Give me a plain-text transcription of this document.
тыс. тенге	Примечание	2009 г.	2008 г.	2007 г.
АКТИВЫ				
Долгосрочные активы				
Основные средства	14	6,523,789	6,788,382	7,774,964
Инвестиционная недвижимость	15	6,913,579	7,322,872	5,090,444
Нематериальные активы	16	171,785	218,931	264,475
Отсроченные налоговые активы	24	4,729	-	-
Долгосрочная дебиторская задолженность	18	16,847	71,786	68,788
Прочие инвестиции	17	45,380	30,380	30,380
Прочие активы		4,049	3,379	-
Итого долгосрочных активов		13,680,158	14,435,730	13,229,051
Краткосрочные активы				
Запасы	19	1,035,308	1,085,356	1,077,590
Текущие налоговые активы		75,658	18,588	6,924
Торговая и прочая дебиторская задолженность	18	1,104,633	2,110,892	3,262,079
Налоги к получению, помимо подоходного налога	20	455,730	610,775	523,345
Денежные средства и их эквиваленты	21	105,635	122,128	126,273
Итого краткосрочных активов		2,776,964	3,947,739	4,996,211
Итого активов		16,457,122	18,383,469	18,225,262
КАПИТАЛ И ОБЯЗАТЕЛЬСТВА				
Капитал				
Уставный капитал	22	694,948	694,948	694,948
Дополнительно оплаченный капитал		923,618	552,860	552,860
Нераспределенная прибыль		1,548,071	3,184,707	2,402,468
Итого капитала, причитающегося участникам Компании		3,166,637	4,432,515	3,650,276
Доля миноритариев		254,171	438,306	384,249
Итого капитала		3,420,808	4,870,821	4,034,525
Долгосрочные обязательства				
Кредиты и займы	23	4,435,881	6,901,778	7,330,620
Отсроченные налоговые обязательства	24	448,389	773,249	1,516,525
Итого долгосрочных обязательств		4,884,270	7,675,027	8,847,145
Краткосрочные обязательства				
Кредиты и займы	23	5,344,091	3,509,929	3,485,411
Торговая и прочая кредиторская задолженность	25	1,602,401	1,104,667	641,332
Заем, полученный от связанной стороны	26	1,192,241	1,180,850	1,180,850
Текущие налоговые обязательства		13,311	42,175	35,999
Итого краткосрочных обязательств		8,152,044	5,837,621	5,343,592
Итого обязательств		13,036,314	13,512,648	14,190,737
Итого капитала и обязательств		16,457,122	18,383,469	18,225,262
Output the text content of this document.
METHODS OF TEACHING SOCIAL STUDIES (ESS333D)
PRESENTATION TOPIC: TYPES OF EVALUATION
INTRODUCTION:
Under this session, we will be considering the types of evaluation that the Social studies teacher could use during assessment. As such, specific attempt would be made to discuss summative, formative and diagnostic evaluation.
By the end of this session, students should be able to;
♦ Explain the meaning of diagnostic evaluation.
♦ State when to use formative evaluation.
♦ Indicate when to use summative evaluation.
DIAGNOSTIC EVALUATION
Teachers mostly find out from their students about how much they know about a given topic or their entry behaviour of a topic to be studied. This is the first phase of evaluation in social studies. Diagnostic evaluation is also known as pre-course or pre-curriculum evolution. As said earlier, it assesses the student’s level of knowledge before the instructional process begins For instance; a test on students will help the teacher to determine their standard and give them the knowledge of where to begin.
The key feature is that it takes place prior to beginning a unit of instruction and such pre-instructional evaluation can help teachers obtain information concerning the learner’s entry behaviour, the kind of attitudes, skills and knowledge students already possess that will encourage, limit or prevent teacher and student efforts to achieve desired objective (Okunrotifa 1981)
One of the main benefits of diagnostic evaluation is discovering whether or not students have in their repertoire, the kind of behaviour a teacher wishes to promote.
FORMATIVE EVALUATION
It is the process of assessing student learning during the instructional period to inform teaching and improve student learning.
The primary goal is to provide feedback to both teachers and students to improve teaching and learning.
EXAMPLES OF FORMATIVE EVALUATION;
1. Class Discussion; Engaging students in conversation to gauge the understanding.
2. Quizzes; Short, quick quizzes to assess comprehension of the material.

=== WHAT IS NEEDED ===
Find out how many lines in the listing contain the string "дебиторская". Give the number alone.

=== RESULT OF THE TASK ===
2